=== DATASET ROWS ===
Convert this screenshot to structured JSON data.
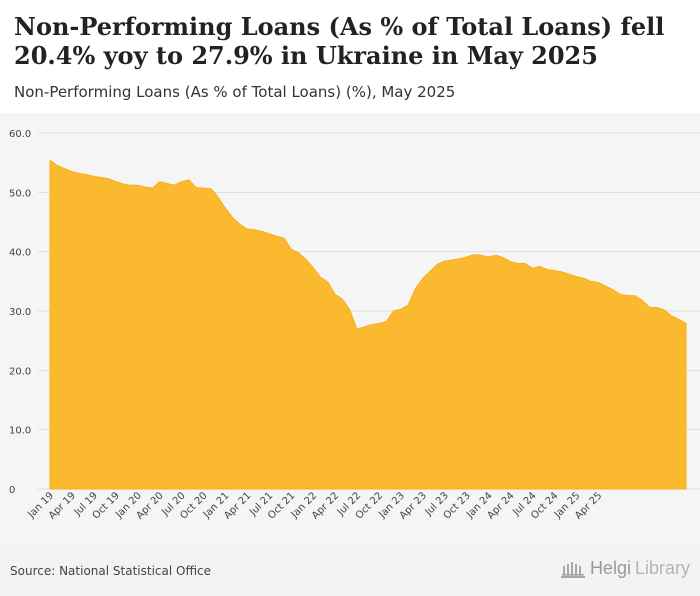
{
  "header": {
    "title": "Non-Performing Loans (As % of Total Loans) fell 20.4% yoy to 27.9% in Ukraine in May 2025",
    "subtitle": "Non-Performing Loans (As % of Total Loans) (%), May 2025"
  },
  "footer": {
    "source": "Source: National Statistical Office",
    "logo_main": "Helgi",
    "logo_suffix": "Library"
  },
  "colors": {
    "area_fill": "#fbb92f",
    "area_edge": "#f7ae1c",
    "grid": "#dddddd",
    "tick_text": "#444444",
    "plot_bg": "#f5f5f5"
  },
  "chart_data": {
    "type": "area",
    "title": "Non-Performing Loans (As % of Total Loans) (%), May 2025",
    "xlabel": "",
    "ylabel": "",
    "ylim": [
      0,
      60
    ],
    "yticks": [
      "0",
      "10.0",
      "20.0",
      "30.0",
      "40.0",
      "50.0",
      "60.0"
    ],
    "ytick_values": [
      0,
      10,
      20,
      30,
      40,
      50,
      60
    ],
    "grid": true,
    "x_start": "Jan 19",
    "xtick_labels": [
      "Jan 19",
      "Apr 19",
      "Jul 19",
      "Oct 19",
      "Jan 20",
      "Apr 20",
      "Jul 20",
      "Oct 20",
      "Jan 21",
      "Apr 21",
      "Jul 21",
      "Oct 21",
      "Jan 22",
      "Apr 22",
      "Jul 22",
      "Oct 22",
      "Jan 23",
      "Apr 23",
      "Jul 23",
      "Oct 23",
      "Jan 24",
      "Apr 24",
      "Jul 24",
      "Oct 24",
      "Jan 25",
      "Apr 25"
    ],
    "series": [
      {
        "name": "Non-Performing Loans (As % of Total Loans)",
        "values": [
          55.4,
          54.5,
          54.0,
          53.5,
          53.2,
          53.0,
          52.7,
          52.5,
          52.3,
          51.8,
          51.4,
          51.2,
          51.2,
          50.9,
          50.7,
          51.8,
          51.5,
          51.2,
          51.8,
          52.1,
          50.8,
          50.7,
          50.6,
          49.2,
          47.3,
          45.7,
          44.6,
          43.8,
          43.7,
          43.4,
          43.0,
          42.6,
          42.3,
          40.4,
          39.8,
          38.7,
          37.3,
          35.7,
          34.9,
          32.8,
          32.0,
          30.2,
          26.9,
          27.3,
          27.7,
          27.9,
          28.2,
          30.0,
          30.3,
          31.0,
          33.8,
          35.5,
          36.7,
          37.9,
          38.4,
          38.6,
          38.8,
          39.1,
          39.5,
          39.4,
          39.1,
          39.4,
          39.0,
          38.3,
          38.0,
          38.0,
          37.2,
          37.5,
          37.0,
          36.8,
          36.6,
          36.2,
          35.8,
          35.5,
          35.0,
          34.8,
          34.2,
          33.6,
          32.8,
          32.6,
          32.6,
          31.8,
          30.6,
          30.6,
          30.2,
          29.2,
          28.6,
          27.9
        ]
      }
    ]
  }
}
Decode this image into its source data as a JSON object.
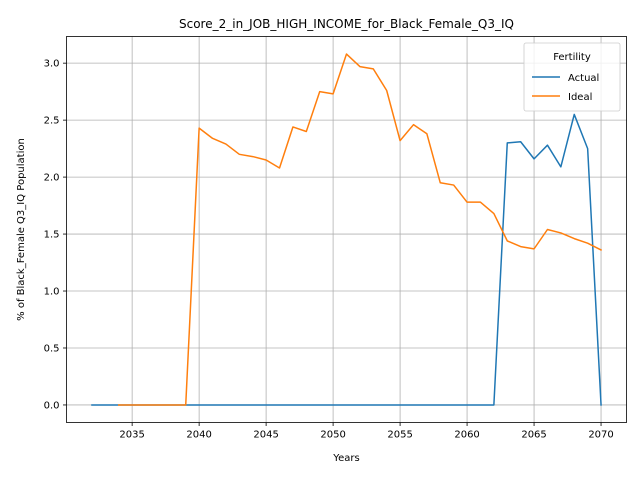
{
  "chart_data": {
    "type": "line",
    "title": "Score_2_in_JOB_HIGH_INCOME_for_Black_Female_Q3_IQ",
    "xlabel": "Years",
    "ylabel": "% of Black_Female Q3_IQ Population",
    "xlim": [
      2030.1,
      2071.9
    ],
    "ylim": [
      -0.154,
      3.234
    ],
    "xticks": [
      2035,
      2040,
      2045,
      2050,
      2055,
      2060,
      2065,
      2070
    ],
    "yticks": [
      0.0,
      0.5,
      1.0,
      1.5,
      2.0,
      2.5,
      3.0
    ],
    "xtick_labels": [
      "2035",
      "2040",
      "2045",
      "2050",
      "2055",
      "2060",
      "2065",
      "2070"
    ],
    "ytick_labels": [
      "0.0",
      "0.5",
      "1.0",
      "1.5",
      "2.0",
      "2.5",
      "3.0"
    ],
    "grid": true,
    "legend": {
      "title": "Fertility",
      "position": "upper right"
    },
    "series": [
      {
        "name": "Actual",
        "color": "#1f77b4",
        "x": [
          2032,
          2033,
          2034,
          2035,
          2036,
          2037,
          2038,
          2039,
          2040,
          2041,
          2042,
          2043,
          2044,
          2045,
          2046,
          2047,
          2048,
          2049,
          2050,
          2051,
          2052,
          2053,
          2054,
          2055,
          2056,
          2057,
          2058,
          2059,
          2060,
          2061,
          2062,
          2063,
          2064,
          2065,
          2066,
          2067,
          2068,
          2069,
          2070
        ],
        "y": [
          0,
          0,
          0,
          0,
          0,
          0,
          0,
          0,
          0,
          0,
          0,
          0,
          0,
          0,
          0,
          0,
          0,
          0,
          0,
          0,
          0,
          0,
          0,
          0,
          0,
          0,
          0,
          0,
          0,
          0,
          0,
          2.3,
          2.31,
          2.16,
          2.28,
          2.09,
          2.55,
          2.25,
          0.0
        ]
      },
      {
        "name": "Ideal",
        "color": "#ff7f0e",
        "x": [
          2034,
          2035,
          2036,
          2037,
          2038,
          2039,
          2040,
          2041,
          2042,
          2043,
          2044,
          2045,
          2046,
          2047,
          2048,
          2049,
          2050,
          2051,
          2052,
          2053,
          2054,
          2055,
          2056,
          2057,
          2058,
          2059,
          2060,
          2061,
          2062,
          2063,
          2064,
          2065,
          2066,
          2067,
          2068,
          2069,
          2070
        ],
        "y": [
          0,
          0,
          0,
          0,
          0,
          0,
          2.43,
          2.34,
          2.29,
          2.2,
          2.18,
          2.15,
          2.08,
          2.44,
          2.4,
          2.75,
          2.73,
          3.08,
          2.97,
          2.95,
          2.76,
          2.32,
          2.46,
          2.38,
          1.95,
          1.93,
          1.78,
          1.78,
          1.68,
          1.44,
          1.39,
          1.37,
          1.54,
          1.51,
          1.46,
          1.42,
          1.36
        ]
      }
    ]
  }
}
===
**WHAT IS BEING ASKED**.
Go through the entries and return each line where the word "JSON" appears.

**THE SOLUTION**.
Convert this screenshot to structured JSON data.
Decode this image into its source data as a JSON object.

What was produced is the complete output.